Data tied to figure images
— BEGIN —

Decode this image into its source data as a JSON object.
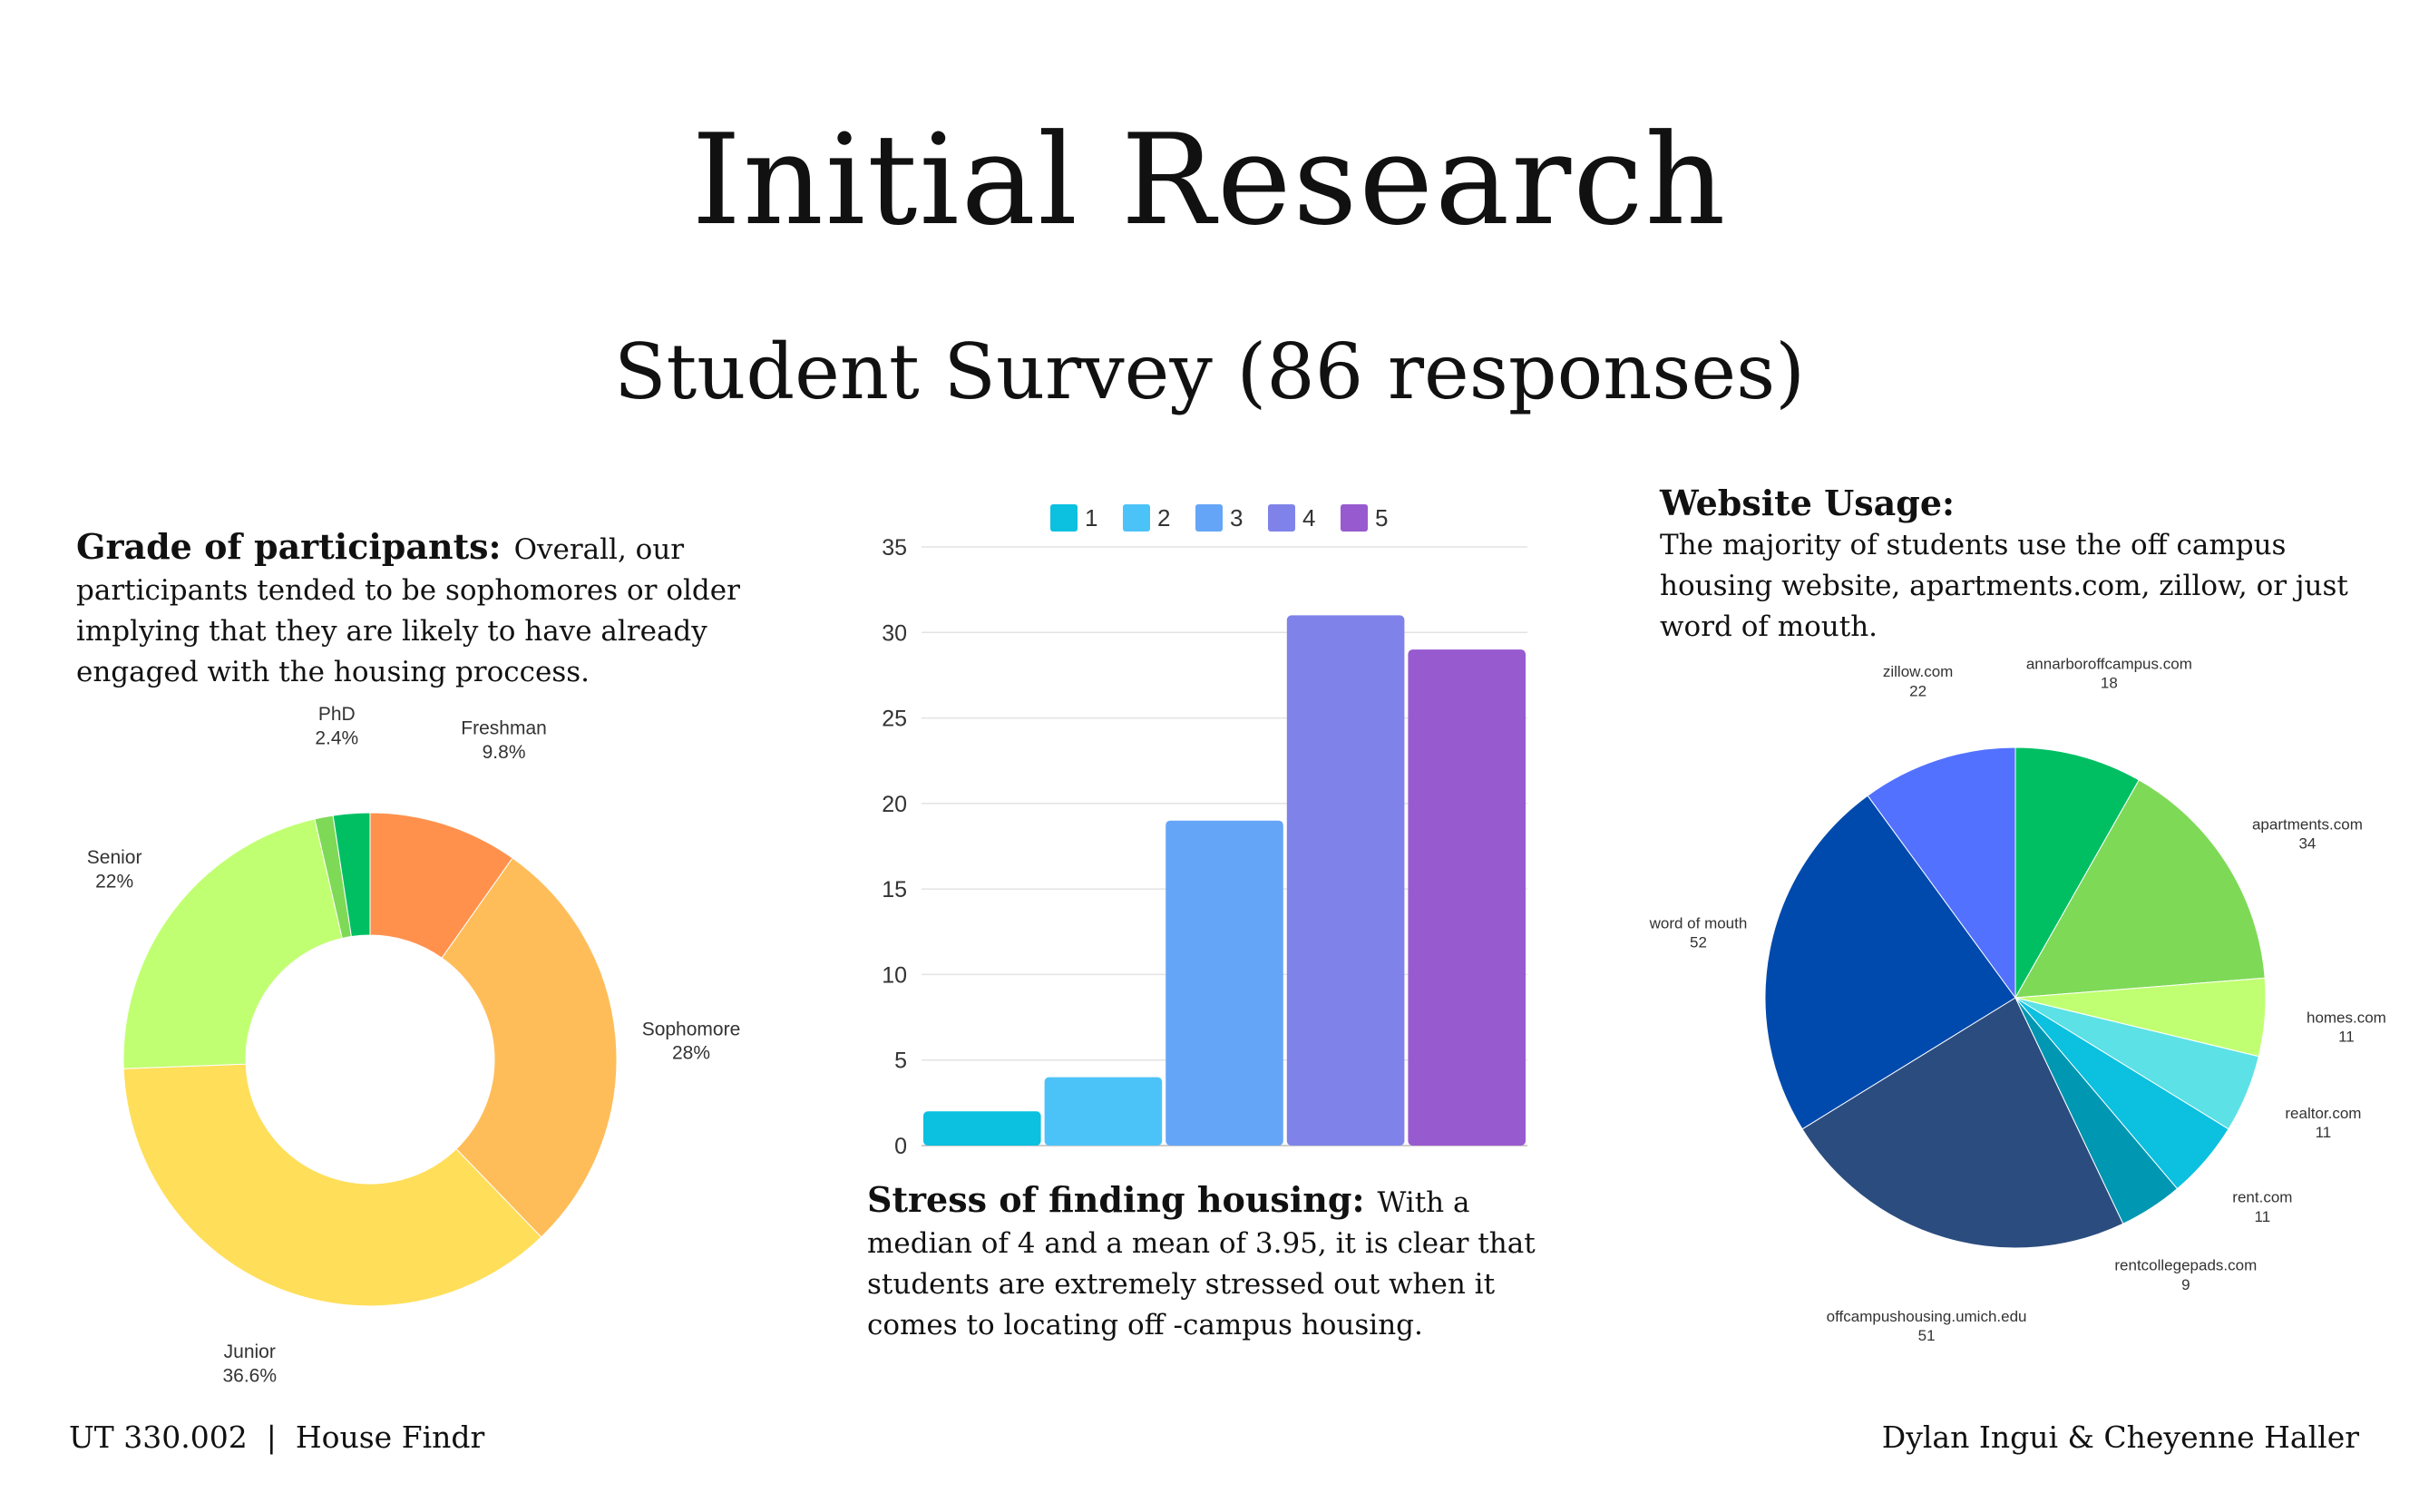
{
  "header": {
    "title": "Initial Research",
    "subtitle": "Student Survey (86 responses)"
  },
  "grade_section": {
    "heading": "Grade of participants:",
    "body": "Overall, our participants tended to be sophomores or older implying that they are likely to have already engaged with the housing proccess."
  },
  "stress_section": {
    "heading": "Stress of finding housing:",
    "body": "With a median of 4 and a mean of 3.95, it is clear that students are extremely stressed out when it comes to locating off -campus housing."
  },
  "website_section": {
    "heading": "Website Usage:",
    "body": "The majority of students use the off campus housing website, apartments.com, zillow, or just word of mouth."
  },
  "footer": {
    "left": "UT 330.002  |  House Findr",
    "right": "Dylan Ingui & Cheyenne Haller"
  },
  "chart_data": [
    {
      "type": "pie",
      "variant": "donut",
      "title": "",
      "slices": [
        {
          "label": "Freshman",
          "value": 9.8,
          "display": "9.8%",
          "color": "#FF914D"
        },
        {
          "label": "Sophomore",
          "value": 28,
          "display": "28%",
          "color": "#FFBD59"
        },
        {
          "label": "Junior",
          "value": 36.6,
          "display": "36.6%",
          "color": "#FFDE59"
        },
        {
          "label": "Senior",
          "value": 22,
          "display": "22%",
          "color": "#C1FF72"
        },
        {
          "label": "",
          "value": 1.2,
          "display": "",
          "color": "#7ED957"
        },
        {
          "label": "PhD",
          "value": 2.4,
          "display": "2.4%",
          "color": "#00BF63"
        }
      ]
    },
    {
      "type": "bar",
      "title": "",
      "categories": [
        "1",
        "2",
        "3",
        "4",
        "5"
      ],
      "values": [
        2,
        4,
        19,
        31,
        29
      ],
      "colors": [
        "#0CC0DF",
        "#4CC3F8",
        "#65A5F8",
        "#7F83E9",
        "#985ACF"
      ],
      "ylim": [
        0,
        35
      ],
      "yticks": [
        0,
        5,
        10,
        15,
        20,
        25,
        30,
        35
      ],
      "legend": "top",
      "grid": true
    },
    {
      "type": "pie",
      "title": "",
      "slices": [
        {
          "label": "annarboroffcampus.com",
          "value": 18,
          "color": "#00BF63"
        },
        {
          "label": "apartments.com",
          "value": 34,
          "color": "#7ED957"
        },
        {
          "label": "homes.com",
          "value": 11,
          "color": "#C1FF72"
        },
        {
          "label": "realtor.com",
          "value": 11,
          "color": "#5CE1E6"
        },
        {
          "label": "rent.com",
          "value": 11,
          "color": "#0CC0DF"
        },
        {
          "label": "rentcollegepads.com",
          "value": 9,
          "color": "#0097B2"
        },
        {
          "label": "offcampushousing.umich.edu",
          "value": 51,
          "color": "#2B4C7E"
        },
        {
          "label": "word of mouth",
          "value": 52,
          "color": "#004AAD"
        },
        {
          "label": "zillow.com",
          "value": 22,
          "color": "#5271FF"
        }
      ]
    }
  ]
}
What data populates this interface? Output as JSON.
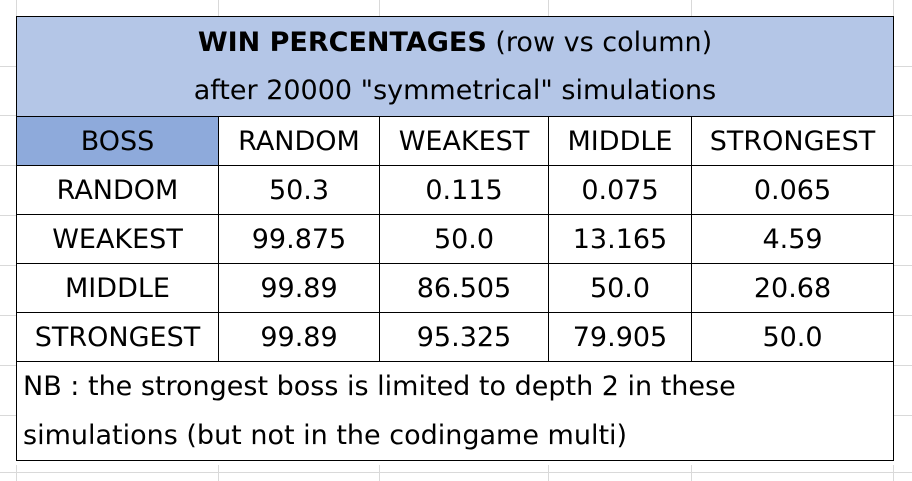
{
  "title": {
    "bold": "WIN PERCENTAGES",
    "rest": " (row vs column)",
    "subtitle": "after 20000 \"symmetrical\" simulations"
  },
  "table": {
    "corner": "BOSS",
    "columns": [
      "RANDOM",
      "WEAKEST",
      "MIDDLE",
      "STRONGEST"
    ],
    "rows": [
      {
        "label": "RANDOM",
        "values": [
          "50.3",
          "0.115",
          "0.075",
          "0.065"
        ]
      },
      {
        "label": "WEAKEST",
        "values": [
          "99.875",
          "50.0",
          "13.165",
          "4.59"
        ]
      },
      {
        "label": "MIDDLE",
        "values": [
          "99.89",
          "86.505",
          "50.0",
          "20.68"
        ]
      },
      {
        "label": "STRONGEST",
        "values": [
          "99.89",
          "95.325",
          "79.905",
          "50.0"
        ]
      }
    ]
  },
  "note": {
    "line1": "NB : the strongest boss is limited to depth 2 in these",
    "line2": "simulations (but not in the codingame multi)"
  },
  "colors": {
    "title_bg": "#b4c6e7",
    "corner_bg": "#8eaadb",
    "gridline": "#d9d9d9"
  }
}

— END —

Task description
Reproduce each entry verbatim, excluding any embedded images.

Final answer
Decode this image into its source data as a JSON object.
{
  "header": {
    "title": "Initial Research",
    "subtitle": "Student Survey (86 responses)"
  },
  "grade_section": {
    "heading": "Grade of participants:",
    "body": "Overall, our participants tended to be sophomores or older implying that they are likely to have already engaged with the housing proccess."
  },
  "stress_section": {
    "heading": "Stress of finding housing:",
    "body": "With a median of 4 and a mean of 3.95, it is clear that students are extremely stressed out when it comes to locating off -campus housing."
  },
  "website_section": {
    "heading": "Website Usage:",
    "body": "The majority of students use the off campus housing website, apartments.com, zillow, or just word of mouth."
  },
  "footer": {
    "left": "UT 330.002  |  House Findr",
    "right": "Dylan Ingui & Cheyenne Haller"
  },
  "chart_data": [
    {
      "type": "pie",
      "variant": "donut",
      "title": "",
      "slices": [
        {
          "label": "Freshman",
          "value": 9.8,
          "display": "9.8%",
          "color": "#FF914D"
        },
        {
          "label": "Sophomore",
          "value": 28,
          "display": "28%",
          "color": "#FFBD59"
        },
        {
          "label": "Junior",
          "value": 36.6,
          "display": "36.6%",
          "color": "#FFDE59"
        },
        {
          "label": "Senior",
          "value": 22,
          "display": "22%",
          "color": "#C1FF72"
        },
        {
          "label": "",
          "value": 1.2,
          "display": "",
          "color": "#7ED957"
        },
        {
          "label": "PhD",
          "value": 2.4,
          "display": "2.4%",
          "color": "#00BF63"
        }
      ]
    },
    {
      "type": "bar",
      "title": "",
      "categories": [
        "1",
        "2",
        "3",
        "4",
        "5"
      ],
      "values": [
        2,
        4,
        19,
        31,
        29
      ],
      "colors": [
        "#0CC0DF",
        "#4CC3F8",
        "#65A5F8",
        "#7F83E9",
        "#985ACF"
      ],
      "ylim": [
        0,
        35
      ],
      "yticks": [
        0,
        5,
        10,
        15,
        20,
        25,
        30,
        35
      ],
      "legend": "top",
      "grid": true
    },
    {
      "type": "pie",
      "title": "",
      "slices": [
        {
          "label": "annarboroffcampus.com",
          "value": 18,
          "color": "#00BF63"
        },
        {
          "label": "apartments.com",
          "value": 34,
          "color": "#7ED957"
        },
        {
          "label": "homes.com",
          "value": 11,
          "color": "#C1FF72"
        },
        {
          "label": "realtor.com",
          "value": 11,
          "color": "#5CE1E6"
        },
        {
          "label": "rent.com",
          "value": 11,
          "color": "#0CC0DF"
        },
        {
          "label": "rentcollegepads.com",
          "value": 9,
          "color": "#0097B2"
        },
        {
          "label": "offcampushousing.umich.edu",
          "value": 51,
          "color": "#2B4C7E"
        },
        {
          "label": "word of mouth",
          "value": 52,
          "color": "#004AAD"
        },
        {
          "label": "zillow.com",
          "value": 22,
          "color": "#5271FF"
        }
      ]
    }
  ]
}
What data populates this interface? Output as JSON.
{
  "title": {
    "bold": "WIN PERCENTAGES",
    "rest": " (row vs column)",
    "subtitle": "after 20000 \"symmetrical\" simulations"
  },
  "table": {
    "corner": "BOSS",
    "columns": [
      "RANDOM",
      "WEAKEST",
      "MIDDLE",
      "STRONGEST"
    ],
    "rows": [
      {
        "label": "RANDOM",
        "values": [
          "50.3",
          "0.115",
          "0.075",
          "0.065"
        ]
      },
      {
        "label": "WEAKEST",
        "values": [
          "99.875",
          "50.0",
          "13.165",
          "4.59"
        ]
      },
      {
        "label": "MIDDLE",
        "values": [
          "99.89",
          "86.505",
          "50.0",
          "20.68"
        ]
      },
      {
        "label": "STRONGEST",
        "values": [
          "99.89",
          "95.325",
          "79.905",
          "50.0"
        ]
      }
    ]
  },
  "note": {
    "line1": "NB : the strongest boss is limited to depth 2 in these",
    "line2": "simulations (but not in the codingame multi)"
  },
  "colors": {
    "title_bg": "#b4c6e7",
    "corner_bg": "#8eaadb",
    "gridline": "#d9d9d9"
  }
}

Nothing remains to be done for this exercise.